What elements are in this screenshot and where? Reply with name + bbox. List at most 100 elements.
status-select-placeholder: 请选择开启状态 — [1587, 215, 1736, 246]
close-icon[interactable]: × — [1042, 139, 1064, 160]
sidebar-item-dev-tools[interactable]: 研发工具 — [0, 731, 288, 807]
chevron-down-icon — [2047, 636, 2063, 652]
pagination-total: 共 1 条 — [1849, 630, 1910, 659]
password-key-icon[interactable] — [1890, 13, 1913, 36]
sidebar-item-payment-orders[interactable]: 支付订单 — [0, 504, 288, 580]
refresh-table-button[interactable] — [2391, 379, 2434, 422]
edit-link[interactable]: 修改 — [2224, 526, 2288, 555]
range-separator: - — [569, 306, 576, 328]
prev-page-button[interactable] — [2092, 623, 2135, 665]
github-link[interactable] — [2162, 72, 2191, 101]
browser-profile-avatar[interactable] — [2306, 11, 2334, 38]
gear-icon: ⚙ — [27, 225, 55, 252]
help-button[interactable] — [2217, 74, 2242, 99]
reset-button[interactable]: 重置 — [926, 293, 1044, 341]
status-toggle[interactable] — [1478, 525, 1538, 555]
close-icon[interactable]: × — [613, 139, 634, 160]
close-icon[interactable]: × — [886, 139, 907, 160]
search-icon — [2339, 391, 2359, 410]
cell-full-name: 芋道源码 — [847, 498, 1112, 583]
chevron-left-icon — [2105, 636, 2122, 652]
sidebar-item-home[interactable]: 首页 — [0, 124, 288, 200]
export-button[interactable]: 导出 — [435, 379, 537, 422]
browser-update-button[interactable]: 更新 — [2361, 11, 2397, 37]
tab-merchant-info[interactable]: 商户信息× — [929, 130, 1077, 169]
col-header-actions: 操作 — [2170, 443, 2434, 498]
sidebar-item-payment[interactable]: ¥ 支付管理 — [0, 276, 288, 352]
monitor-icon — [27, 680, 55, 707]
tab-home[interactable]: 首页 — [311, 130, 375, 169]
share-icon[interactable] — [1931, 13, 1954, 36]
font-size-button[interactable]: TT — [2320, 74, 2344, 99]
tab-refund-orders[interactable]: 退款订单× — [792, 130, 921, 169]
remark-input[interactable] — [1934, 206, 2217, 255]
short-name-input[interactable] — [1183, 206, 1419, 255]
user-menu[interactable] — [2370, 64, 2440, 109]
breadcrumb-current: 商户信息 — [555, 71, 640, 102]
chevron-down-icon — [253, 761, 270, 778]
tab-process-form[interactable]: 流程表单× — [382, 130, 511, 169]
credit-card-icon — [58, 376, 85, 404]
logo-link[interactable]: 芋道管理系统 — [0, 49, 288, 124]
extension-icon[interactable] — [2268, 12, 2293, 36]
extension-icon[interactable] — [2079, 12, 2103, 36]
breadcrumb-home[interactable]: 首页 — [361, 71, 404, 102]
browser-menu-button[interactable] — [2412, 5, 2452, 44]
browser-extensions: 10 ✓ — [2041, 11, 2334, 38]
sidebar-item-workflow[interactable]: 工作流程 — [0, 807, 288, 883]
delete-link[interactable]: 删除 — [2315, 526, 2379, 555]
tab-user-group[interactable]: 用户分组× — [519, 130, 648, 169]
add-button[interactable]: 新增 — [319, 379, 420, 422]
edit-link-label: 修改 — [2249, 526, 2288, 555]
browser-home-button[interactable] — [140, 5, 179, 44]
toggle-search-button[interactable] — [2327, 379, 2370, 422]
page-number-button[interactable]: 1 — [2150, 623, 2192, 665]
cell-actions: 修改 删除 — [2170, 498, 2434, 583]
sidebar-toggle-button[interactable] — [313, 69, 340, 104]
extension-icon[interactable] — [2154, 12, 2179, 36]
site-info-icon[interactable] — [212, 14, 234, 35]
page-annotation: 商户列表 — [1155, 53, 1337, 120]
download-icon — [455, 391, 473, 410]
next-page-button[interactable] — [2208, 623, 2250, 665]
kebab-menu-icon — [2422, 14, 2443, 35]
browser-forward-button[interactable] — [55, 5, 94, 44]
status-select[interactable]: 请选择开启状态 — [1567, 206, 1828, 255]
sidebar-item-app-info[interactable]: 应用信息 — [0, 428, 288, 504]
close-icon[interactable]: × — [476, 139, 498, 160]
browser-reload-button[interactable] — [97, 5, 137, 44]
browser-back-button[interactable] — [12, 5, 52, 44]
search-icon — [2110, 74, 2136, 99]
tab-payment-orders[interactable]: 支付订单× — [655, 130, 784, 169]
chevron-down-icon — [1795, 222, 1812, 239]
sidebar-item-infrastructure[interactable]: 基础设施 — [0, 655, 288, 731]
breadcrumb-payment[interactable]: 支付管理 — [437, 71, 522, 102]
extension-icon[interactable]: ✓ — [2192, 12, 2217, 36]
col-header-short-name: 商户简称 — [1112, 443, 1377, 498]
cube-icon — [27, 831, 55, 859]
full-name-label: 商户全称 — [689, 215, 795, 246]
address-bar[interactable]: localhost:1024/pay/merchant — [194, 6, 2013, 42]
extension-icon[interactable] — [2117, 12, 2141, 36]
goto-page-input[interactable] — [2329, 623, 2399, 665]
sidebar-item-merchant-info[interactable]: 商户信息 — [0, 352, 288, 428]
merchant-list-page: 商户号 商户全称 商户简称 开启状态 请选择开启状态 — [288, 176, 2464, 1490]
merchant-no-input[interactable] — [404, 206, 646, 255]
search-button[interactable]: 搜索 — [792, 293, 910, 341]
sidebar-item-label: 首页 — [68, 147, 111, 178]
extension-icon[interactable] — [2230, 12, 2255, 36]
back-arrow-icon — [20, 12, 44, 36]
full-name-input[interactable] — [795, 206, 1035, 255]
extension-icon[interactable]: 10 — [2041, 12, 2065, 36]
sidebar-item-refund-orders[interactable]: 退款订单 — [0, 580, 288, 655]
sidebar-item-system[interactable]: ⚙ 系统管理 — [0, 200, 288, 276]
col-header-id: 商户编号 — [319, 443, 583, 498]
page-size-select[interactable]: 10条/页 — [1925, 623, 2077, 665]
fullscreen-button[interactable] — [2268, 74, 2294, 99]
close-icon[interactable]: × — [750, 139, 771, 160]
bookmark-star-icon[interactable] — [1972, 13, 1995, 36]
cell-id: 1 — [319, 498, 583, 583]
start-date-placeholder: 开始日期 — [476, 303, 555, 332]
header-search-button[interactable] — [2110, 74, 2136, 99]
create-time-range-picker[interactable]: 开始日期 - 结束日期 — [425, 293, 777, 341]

----

Copy the listing above line for line, with no changes.

What elements are in this screenshot and where? Reply with name + bbox. List at most 100 elements.
status-select-placeholder: 请选择开启状态 — [1587, 215, 1736, 246]
close-icon[interactable]: × — [1042, 139, 1064, 160]
sidebar-item-dev-tools[interactable]: 研发工具 — [0, 731, 288, 807]
chevron-down-icon — [2047, 636, 2063, 652]
pagination-total: 共 1 条 — [1849, 630, 1910, 659]
password-key-icon[interactable] — [1890, 13, 1913, 36]
sidebar-item-payment-orders[interactable]: 支付订单 — [0, 504, 288, 580]
refresh-table-button[interactable] — [2391, 379, 2434, 422]
edit-link[interactable]: 修改 — [2224, 526, 2288, 555]
range-separator: - — [569, 306, 576, 328]
prev-page-button[interactable] — [2092, 623, 2135, 665]
github-link[interactable] — [2162, 72, 2191, 101]
browser-profile-avatar[interactable] — [2306, 11, 2334, 38]
gear-icon: ⚙ — [27, 225, 55, 252]
help-button[interactable] — [2217, 74, 2242, 99]
reset-button[interactable]: 重置 — [926, 293, 1044, 341]
status-toggle[interactable] — [1478, 525, 1538, 555]
close-icon[interactable]: × — [613, 139, 634, 160]
close-icon[interactable]: × — [886, 139, 907, 160]
search-icon — [2339, 391, 2359, 410]
cell-full-name: 芋道源码 — [847, 498, 1112, 583]
chevron-left-icon — [2105, 636, 2122, 652]
sidebar-item-home[interactable]: 首页 — [0, 124, 288, 200]
export-button[interactable]: 导出 — [435, 379, 537, 422]
browser-update-button[interactable]: 更新 — [2361, 11, 2397, 37]
tab-merchant-info[interactable]: 商户信息× — [929, 130, 1077, 169]
col-header-actions: 操作 — [2170, 443, 2434, 498]
sidebar-item-payment[interactable]: ¥ 支付管理 — [0, 276, 288, 352]
monitor-icon — [27, 680, 55, 707]
tab-home[interactable]: 首页 — [311, 130, 375, 169]
share-icon[interactable] — [1931, 13, 1954, 36]
font-size-button[interactable]: TT — [2320, 74, 2344, 99]
tab-refund-orders[interactable]: 退款订单× — [792, 130, 921, 169]
remark-input[interactable] — [1934, 206, 2217, 255]
short-name-input[interactable] — [1183, 206, 1419, 255]
user-menu[interactable] — [2370, 64, 2440, 109]
breadcrumb-current: 商户信息 — [555, 71, 640, 102]
chevron-down-icon — [253, 761, 270, 778]
tab-process-form[interactable]: 流程表单× — [382, 130, 511, 169]
credit-card-icon — [58, 376, 85, 404]
logo-link[interactable]: 芋道管理系统 — [0, 49, 288, 124]
extension-icon[interactable] — [2268, 12, 2293, 36]
extension-icon[interactable] — [2079, 12, 2103, 36]
breadcrumb-home[interactable]: 首页 — [361, 71, 404, 102]
browser-menu-button[interactable] — [2412, 5, 2452, 44]
browser-extensions: 10 ✓ — [2041, 11, 2334, 38]
sidebar-item-workflow[interactable]: 工作流程 — [0, 807, 288, 883]
delete-link[interactable]: 删除 — [2315, 526, 2379, 555]
tab-user-group[interactable]: 用户分组× — [519, 130, 648, 169]
add-button[interactable]: 新增 — [319, 379, 420, 422]
edit-link-label: 修改 — [2249, 526, 2288, 555]
browser-home-button[interactable] — [140, 5, 179, 44]
toggle-search-button[interactable] — [2327, 379, 2370, 422]
page-number-button[interactable]: 1 — [2150, 623, 2192, 665]
cell-actions: 修改 删除 — [2170, 498, 2434, 583]
sidebar-toggle-button[interactable] — [313, 69, 340, 104]
extension-icon[interactable] — [2154, 12, 2179, 36]
site-info-icon[interactable] — [212, 14, 234, 35]
page-annotation: 商户列表 — [1155, 53, 1337, 120]
download-icon — [455, 391, 473, 410]
next-page-button[interactable] — [2208, 623, 2250, 665]
kebab-menu-icon — [2422, 14, 2443, 35]
browser-forward-button[interactable] — [55, 5, 94, 44]
status-select[interactable]: 请选择开启状态 — [1567, 206, 1828, 255]
sidebar-item-app-info[interactable]: 应用信息 — [0, 428, 288, 504]
close-icon[interactable]: × — [476, 139, 498, 160]
browser-reload-button[interactable] — [97, 5, 137, 44]
browser-back-button[interactable] — [12, 5, 52, 44]
search-icon — [2110, 74, 2136, 99]
tab-payment-orders[interactable]: 支付订单× — [655, 130, 784, 169]
chevron-down-icon — [1795, 222, 1812, 239]
sidebar-item-infrastructure[interactable]: 基础设施 — [0, 655, 288, 731]
breadcrumb-payment[interactable]: 支付管理 — [437, 71, 522, 102]
extension-icon[interactable]: ✓ — [2192, 12, 2217, 36]
col-header-short-name: 商户简称 — [1112, 443, 1377, 498]
cube-icon — [27, 831, 55, 859]
full-name-label: 商户全称 — [689, 215, 795, 246]
address-bar[interactable]: localhost:1024/pay/merchant — [194, 6, 2013, 42]
extension-icon[interactable] — [2117, 12, 2141, 36]
goto-page-input[interactable] — [2329, 623, 2399, 665]
sidebar-item-merchant-info[interactable]: 商户信息 — [0, 352, 288, 428]
merchant-list-page: 商户号 商户全称 商户简称 开启状态 请选择开启状态 — [288, 176, 2464, 1490]
merchant-no-input[interactable] — [404, 206, 646, 255]
search-button[interactable]: 搜索 — [792, 293, 910, 341]
sidebar-item-label: 首页 — [68, 147, 111, 178]
extension-icon[interactable] — [2230, 12, 2255, 36]
back-arrow-icon — [20, 12, 44, 36]
full-name-input[interactable] — [795, 206, 1035, 255]
extension-icon[interactable]: 10 — [2041, 12, 2065, 36]
sidebar-item-refund-orders[interactable]: 退款订单 — [0, 580, 288, 655]
sidebar-item-system[interactable]: ⚙ 系统管理 — [0, 200, 288, 276]
col-header-id: 商户编号 — [319, 443, 583, 498]
page-size-select[interactable]: 10条/页 — [1925, 623, 2077, 665]
fullscreen-button[interactable] — [2268, 74, 2294, 99]
close-icon[interactable]: × — [750, 139, 771, 160]
bookmark-star-icon[interactable] — [1972, 13, 1995, 36]
cell-id: 1 — [319, 498, 583, 583]
start-date-placeholder: 开始日期 — [476, 303, 555, 332]
header-search-button[interactable] — [2110, 74, 2136, 99]
create-time-range-picker[interactable]: 开始日期 - 结束日期 — [425, 293, 777, 341]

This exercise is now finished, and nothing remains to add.